[Some records]
━━━━━━

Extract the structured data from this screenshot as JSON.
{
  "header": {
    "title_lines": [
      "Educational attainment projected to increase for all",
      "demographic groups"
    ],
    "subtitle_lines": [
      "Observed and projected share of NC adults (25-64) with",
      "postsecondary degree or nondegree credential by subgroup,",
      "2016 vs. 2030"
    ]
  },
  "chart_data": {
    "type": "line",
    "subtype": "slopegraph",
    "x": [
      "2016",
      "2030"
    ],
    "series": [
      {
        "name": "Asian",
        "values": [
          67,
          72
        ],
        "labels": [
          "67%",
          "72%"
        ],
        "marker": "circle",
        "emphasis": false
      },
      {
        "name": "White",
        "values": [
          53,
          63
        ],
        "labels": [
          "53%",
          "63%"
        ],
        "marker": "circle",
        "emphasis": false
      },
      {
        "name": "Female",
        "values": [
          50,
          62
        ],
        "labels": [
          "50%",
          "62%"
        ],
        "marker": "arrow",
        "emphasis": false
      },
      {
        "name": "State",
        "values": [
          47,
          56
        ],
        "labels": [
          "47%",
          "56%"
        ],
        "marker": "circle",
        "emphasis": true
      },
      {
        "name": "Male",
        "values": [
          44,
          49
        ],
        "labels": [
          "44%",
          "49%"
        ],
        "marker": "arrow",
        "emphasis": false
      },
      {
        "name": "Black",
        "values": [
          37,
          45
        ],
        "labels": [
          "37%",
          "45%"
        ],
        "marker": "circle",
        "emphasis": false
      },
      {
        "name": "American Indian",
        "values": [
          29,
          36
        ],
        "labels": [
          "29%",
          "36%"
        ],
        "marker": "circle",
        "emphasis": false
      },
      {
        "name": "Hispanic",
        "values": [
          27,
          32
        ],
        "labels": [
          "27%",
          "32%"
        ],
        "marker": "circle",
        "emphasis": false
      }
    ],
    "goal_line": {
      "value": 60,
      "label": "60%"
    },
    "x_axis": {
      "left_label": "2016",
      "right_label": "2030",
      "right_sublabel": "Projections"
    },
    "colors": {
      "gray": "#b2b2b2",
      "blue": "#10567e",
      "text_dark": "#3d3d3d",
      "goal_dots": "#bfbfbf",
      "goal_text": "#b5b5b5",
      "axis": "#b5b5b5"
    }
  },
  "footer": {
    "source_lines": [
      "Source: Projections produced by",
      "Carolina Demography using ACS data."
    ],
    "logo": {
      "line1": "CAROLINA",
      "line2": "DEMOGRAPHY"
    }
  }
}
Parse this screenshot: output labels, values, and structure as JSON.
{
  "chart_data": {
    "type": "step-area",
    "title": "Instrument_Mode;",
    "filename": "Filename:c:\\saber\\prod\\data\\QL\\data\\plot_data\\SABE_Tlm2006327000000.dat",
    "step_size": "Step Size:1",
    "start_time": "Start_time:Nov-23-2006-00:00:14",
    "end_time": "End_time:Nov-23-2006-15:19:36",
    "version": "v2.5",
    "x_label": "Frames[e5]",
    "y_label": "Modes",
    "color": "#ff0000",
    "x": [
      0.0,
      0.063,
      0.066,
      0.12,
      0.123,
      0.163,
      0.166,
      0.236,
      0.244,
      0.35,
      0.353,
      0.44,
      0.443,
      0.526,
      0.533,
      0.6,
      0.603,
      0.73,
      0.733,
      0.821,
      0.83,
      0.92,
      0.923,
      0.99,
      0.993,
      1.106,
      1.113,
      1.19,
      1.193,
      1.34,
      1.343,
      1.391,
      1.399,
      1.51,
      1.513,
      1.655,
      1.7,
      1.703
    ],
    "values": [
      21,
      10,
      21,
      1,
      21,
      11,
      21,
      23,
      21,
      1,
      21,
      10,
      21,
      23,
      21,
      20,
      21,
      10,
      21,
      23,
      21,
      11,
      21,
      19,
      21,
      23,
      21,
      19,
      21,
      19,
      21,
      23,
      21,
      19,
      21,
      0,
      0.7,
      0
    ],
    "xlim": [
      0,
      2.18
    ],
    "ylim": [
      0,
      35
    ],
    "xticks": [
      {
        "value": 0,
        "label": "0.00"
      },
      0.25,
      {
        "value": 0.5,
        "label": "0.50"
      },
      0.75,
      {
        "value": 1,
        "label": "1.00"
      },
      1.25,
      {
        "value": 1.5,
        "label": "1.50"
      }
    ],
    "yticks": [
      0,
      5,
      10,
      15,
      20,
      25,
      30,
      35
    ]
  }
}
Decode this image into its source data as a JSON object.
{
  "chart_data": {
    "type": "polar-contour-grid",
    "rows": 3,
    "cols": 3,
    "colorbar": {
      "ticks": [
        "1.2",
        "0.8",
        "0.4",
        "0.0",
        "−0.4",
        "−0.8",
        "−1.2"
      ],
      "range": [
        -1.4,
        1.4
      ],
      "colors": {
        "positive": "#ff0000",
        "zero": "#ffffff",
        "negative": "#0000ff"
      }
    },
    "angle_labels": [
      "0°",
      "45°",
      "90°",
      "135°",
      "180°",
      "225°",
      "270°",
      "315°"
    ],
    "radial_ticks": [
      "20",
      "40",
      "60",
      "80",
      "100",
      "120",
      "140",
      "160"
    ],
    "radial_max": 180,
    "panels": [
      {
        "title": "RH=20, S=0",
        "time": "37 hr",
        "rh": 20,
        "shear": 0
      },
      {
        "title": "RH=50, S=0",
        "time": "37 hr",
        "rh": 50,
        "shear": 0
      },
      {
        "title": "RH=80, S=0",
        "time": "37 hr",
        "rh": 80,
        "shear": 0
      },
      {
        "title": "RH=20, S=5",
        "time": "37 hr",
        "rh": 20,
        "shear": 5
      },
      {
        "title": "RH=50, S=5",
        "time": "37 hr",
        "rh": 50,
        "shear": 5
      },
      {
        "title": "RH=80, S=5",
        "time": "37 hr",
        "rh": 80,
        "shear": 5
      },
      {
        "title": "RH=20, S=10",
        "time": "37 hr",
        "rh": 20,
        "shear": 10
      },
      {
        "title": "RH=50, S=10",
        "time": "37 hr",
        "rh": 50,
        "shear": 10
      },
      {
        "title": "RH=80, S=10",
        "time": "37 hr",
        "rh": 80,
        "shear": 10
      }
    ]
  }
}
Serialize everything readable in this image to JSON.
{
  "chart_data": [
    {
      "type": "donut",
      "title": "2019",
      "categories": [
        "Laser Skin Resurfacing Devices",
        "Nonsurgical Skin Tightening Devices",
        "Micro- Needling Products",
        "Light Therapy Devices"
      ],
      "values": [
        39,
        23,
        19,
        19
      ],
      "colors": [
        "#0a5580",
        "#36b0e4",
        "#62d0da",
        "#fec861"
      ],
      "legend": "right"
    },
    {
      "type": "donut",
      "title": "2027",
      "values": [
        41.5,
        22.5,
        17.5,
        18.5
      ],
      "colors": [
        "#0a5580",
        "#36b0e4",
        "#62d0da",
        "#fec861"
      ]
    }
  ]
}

━━━━━━

### [Work instructions]
Report how many lines in the records above contain the word "this", giving only the number.

### [Problem solution]
4